▶ [MATERIAL SHOWN]:
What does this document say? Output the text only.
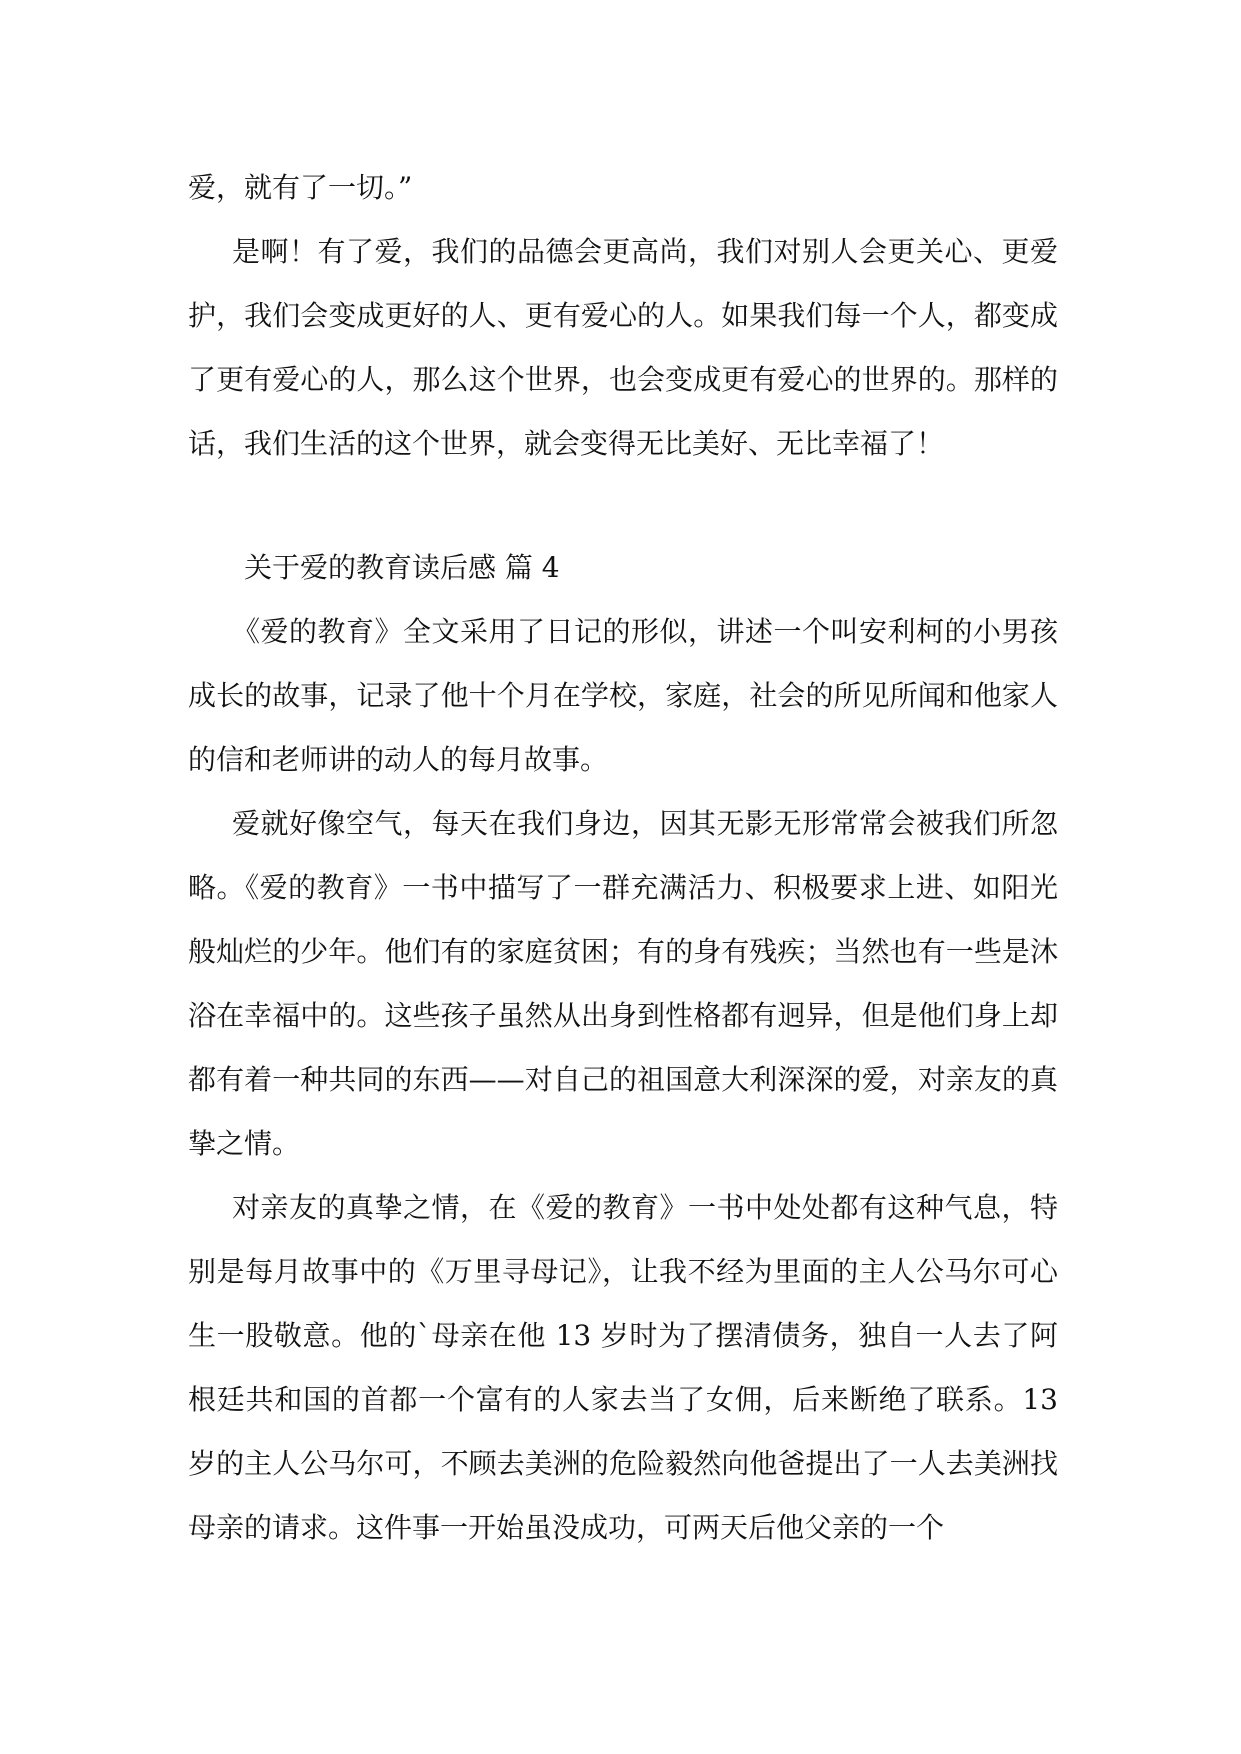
爱，就有了一切。”

是啊！有了爱，我们的品德会更高尚，我们对别人会更关心、更爱护，我们会变成更好的人、更有爱心的人。如果我们每一个人，都变成了更有爱心的人，那么这个世界，也会变成更有爱心的世界的。那样的话，我们生活的这个世界，就会变得无比美好、无比幸福了！

关于爱的教育读后感 篇 4

《爱的教育》全文采用了日记的形似，讲述一个叫安利柯的小男孩成长的故事，记录了他十个月在学校，家庭，社会的所见所闻和他家人的信和老师讲的动人的每月故事。

爱就好像空气，每天在我们身边，因其无影无形常常会被我们所忽略。《爱的教育》一书中描写了一群充满活力、积极要求上进、如阳光般灿烂的少年。他们有的家庭贫困；有的身有残疾；当然也有一些是沐浴在幸福中的。这些孩子虽然从出身到性格都有迥异，但是他们身上却都有着一种共同的东西——对自己的祖国意大利深深的爱，对亲友的真挚之情。

对亲友的真挚之情，在《爱的教育》一书中处处都有这种气息，特别是每月故事中的《万里寻母记》，让我不经为里面的主人公马尔可心生一股敬意。他的`母亲在他 13 岁时为了摆清债务，独自一人去了阿根廷共和国的首都一个富有的人家去当了女佣，后来断绝了联系。13 岁的主人公马尔可，不顾去美洲的危险毅然向他爸提出了一人去美洲找母亲的请求。这件事一开始虽没成功，可两天后他父亲的一个
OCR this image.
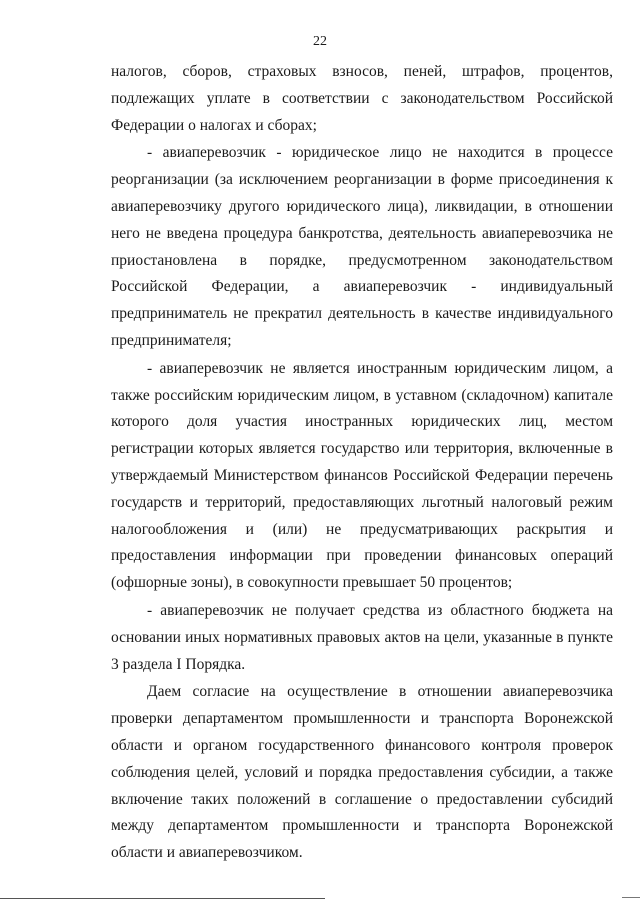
22

налогов, сборов, страховых взносов, пеней, штрафов, процентов, подлежащих уплате в соответствии с законодательством Российской Федерации о налогах и сборах;

- авиаперевозчик - юридическое лицо не находится в процессе реорганизации (за исключением реорганизации в форме присоединения к авиаперевозчику другого юридического лица), ликвидации, в отношении него не введена процедура банкротства, деятельность авиаперевозчика не приостановлена в порядке, предусмотренном законодательством Российской Федерации, а авиаперевозчик - индивидуальный предприниматель не прекратил деятельность в качестве индивидуального предпринимателя;

- авиаперевозчик не является иностранным юридическим лицом, а также российским юридическим лицом, в уставном (складочном) капитале которого доля участия иностранных юридических лиц, местом регистрации которых является государство или территория, включенные в утверждаемый Министерством финансов Российской Федерации перечень государств и территорий, предоставляющих льготный налоговый режим налогообложения и (или) не предусматривающих раскрытия и предоставления информации при проведении финансовых операций (офшорные зоны), в совокупности превышает 50 процентов;

- авиаперевозчик не получает средства из областного бюджета на основании иных нормативных правовых актов на цели, указанные в пункте 3 раздела I Порядка.

Даем согласие на осуществление в отношении авиаперевозчика проверки департаментом промышленности и транспорта Воронежской области и органом государственного финансового контроля проверок соблюдения целей, условий и порядка предоставления субсидии, а также включение таких положений в соглашение о предоставлении субсидий между департаментом промышленности и транспорта Воронежской области и авиаперевозчиком.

▶ [YOUR GOAL]: Repeat the data exactly, without the pictures.

▶ [COMPLETED TASK]:
What does this document say? Output the text only.
爱，就有了一切。”

是啊！有了爱，我们的品德会更高尚，我们对别人会更关心、更爱护，我们会变成更好的人、更有爱心的人。如果我们每一个人，都变成了更有爱心的人，那么这个世界，也会变成更有爱心的世界的。那样的话，我们生活的这个世界，就会变得无比美好、无比幸福了！

关于爱的教育读后感 篇 4

《爱的教育》全文采用了日记的形似，讲述一个叫安利柯的小男孩成长的故事，记录了他十个月在学校，家庭，社会的所见所闻和他家人的信和老师讲的动人的每月故事。

爱就好像空气，每天在我们身边，因其无影无形常常会被我们所忽略。《爱的教育》一书中描写了一群充满活力、积极要求上进、如阳光般灿烂的少年。他们有的家庭贫困；有的身有残疾；当然也有一些是沐浴在幸福中的。这些孩子虽然从出身到性格都有迥异，但是他们身上却都有着一种共同的东西——对自己的祖国意大利深深的爱，对亲友的真挚之情。

对亲友的真挚之情，在《爱的教育》一书中处处都有这种气息，特别是每月故事中的《万里寻母记》，让我不经为里面的主人公马尔可心生一股敬意。他的`母亲在他 13 岁时为了摆清债务，独自一人去了阿根廷共和国的首都一个富有的人家去当了女佣，后来断绝了联系。13 岁的主人公马尔可，不顾去美洲的危险毅然向他爸提出了一人去美洲找母亲的请求。这件事一开始虽没成功，可两天后他父亲的一个
OCR this image.
22

налогов, сборов, страховых взносов, пеней, штрафов, процентов, подлежащих уплате в соответствии с законодательством Российской Федерации о налогах и сборах;

- авиаперевозчик - юридическое лицо не находится в процессе реорганизации (за исключением реорганизации в форме присоединения к авиаперевозчику другого юридического лица), ликвидации, в отношении него не введена процедура банкротства, деятельность авиаперевозчика не приостановлена в порядке, предусмотренном законодательством Российской Федерации, а авиаперевозчик - индивидуальный предприниматель не прекратил деятельность в качестве индивидуального предпринимателя;

- авиаперевозчик не является иностранным юридическим лицом, а также российским юридическим лицом, в уставном (складочном) капитале которого доля участия иностранных юридических лиц, местом регистрации которых является государство или территория, включенные в утверждаемый Министерством финансов Российской Федерации перечень государств и территорий, предоставляющих льготный налоговый режим налогообложения и (или) не предусматривающих раскрытия и предоставления информации при проведении финансовых операций (офшорные зоны), в совокупности превышает 50 процентов;

- авиаперевозчик не получает средства из областного бюджета на основании иных нормативных правовых актов на цели, указанные в пункте 3 раздела I Порядка.

Даем согласие на осуществление в отношении авиаперевозчика проверки департаментом промышленности и транспорта Воронежской области и органом государственного финансового контроля проверок соблюдения целей, условий и порядка предоставления субсидии, а также включение таких положений в соглашение о предоставлении субсидий между департаментом промышленности и транспорта Воронежской области и авиаперевозчиком.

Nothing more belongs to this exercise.